··· WORKING DATA ···
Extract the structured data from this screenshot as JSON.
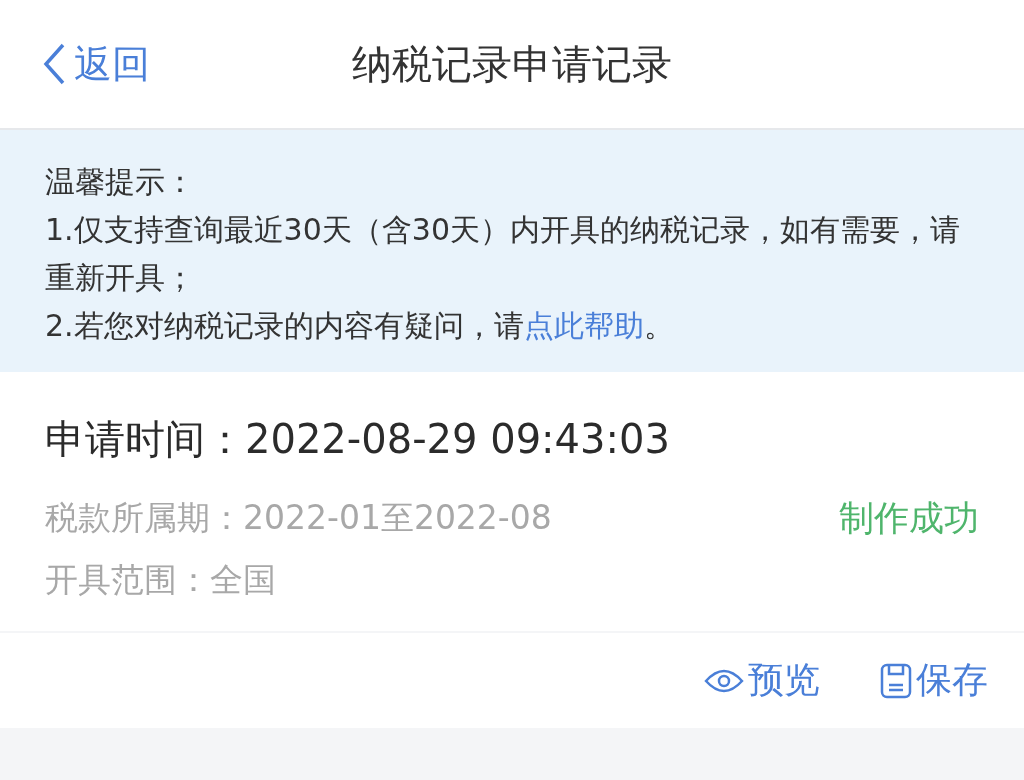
{
  "nav": {
    "back": "返回",
    "title": "纳税记录申请记录"
  },
  "notice": {
    "title": "温馨提示：",
    "items": [
      {
        "text": "1.仅支持查询最近30天（含30天）内开具的纳税记录，如有需要，请重新开具；"
      },
      {
        "text": "2.若您对纳税记录的内容有疑问，请",
        "link": "点此帮助",
        "suffix": "。"
      }
    ]
  },
  "record": {
    "time_label": "申请时间：",
    "time": "2022-08-29 09:43:03",
    "period_label": "税款所属期：",
    "period": "2022-01至2022-08",
    "scope_label": "开具范围：",
    "scope": "全国",
    "status": {
      "text": "制作成功",
      "kind": "success"
    }
  },
  "actions": [
    {
      "kind": "preview",
      "label": "预览"
    },
    {
      "kind": "save",
      "label": "保存"
    }
  ]
}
···
WHAT YOU SHOULD DO —
Omit the pictures, then quote the rest of the material above exactly.

ANSWER BELOW —
Extract the structured data from this screenshot as JSON.
{
  "nav": {
    "back": "返回",
    "title": "纳税记录申请记录"
  },
  "notice": {
    "title": "温馨提示：",
    "items": [
      {
        "text": "1.仅支持查询最近30天（含30天）内开具的纳税记录，如有需要，请重新开具；"
      },
      {
        "text": "2.若您对纳税记录的内容有疑问，请",
        "link": "点此帮助",
        "suffix": "。"
      }
    ]
  },
  "record": {
    "time_label": "申请时间：",
    "time": "2022-08-29 09:43:03",
    "period_label": "税款所属期：",
    "period": "2022-01至2022-08",
    "scope_label": "开具范围：",
    "scope": "全国",
    "status": {
      "text": "制作成功",
      "kind": "success"
    }
  },
  "actions": [
    {
      "kind": "preview",
      "label": "预览"
    },
    {
      "kind": "save",
      "label": "保存"
    }
  ]
}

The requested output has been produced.